- [REQUEST]: Would you transcribe all of the data exactly, down to the last character?

start STORED ROWS

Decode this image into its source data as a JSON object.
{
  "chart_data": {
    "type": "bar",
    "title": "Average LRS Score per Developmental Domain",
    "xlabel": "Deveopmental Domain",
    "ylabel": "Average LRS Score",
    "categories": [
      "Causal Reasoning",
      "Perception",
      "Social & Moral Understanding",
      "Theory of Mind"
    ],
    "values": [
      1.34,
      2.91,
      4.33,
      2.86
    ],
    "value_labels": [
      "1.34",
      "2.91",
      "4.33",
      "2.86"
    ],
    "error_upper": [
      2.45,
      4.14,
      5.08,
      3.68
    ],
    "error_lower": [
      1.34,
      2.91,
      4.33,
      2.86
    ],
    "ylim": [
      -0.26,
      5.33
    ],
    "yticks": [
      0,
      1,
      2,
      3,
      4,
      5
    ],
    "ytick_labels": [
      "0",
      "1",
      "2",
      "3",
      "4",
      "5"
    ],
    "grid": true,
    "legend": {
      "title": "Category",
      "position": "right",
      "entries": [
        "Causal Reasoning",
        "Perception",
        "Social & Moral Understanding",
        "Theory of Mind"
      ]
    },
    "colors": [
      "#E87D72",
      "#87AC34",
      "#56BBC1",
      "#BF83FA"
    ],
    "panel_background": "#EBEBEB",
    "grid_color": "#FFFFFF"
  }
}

end STORED ROWS

- [ANSWER TO THIS EXERCISE]:
Decode this image into its source data as a JSON object.
{
  "chart_data": {
    "type": "bar",
    "title": "Average LRS Score per Developmental Domain",
    "xlabel": "Deveopmental Domain",
    "ylabel": "Average LRS Score",
    "categories": [
      "Causal Reasoning",
      "Perception",
      "Social & Moral Understanding",
      "Theory of Mind"
    ],
    "values": [
      1.34,
      2.91,
      4.33,
      2.86
    ],
    "value_labels": [
      "1.34",
      "2.91",
      "4.33",
      "2.86"
    ],
    "error_upper": [
      2.45,
      4.14,
      5.08,
      3.68
    ],
    "error_lower": [
      1.34,
      2.91,
      4.33,
      2.86
    ],
    "ylim": [
      -0.26,
      5.33
    ],
    "yticks": [
      0,
      1,
      2,
      3,
      4,
      5
    ],
    "ytick_labels": [
      "0",
      "1",
      "2",
      "3",
      "4",
      "5"
    ],
    "grid": true,
    "legend": {
      "title": "Category",
      "position": "right",
      "entries": [
        "Causal Reasoning",
        "Perception",
        "Social & Moral Understanding",
        "Theory of Mind"
      ]
    },
    "colors": [
      "#E87D72",
      "#87AC34",
      "#56BBC1",
      "#BF83FA"
    ],
    "panel_background": "#EBEBEB",
    "grid_color": "#FFFFFF"
  }
}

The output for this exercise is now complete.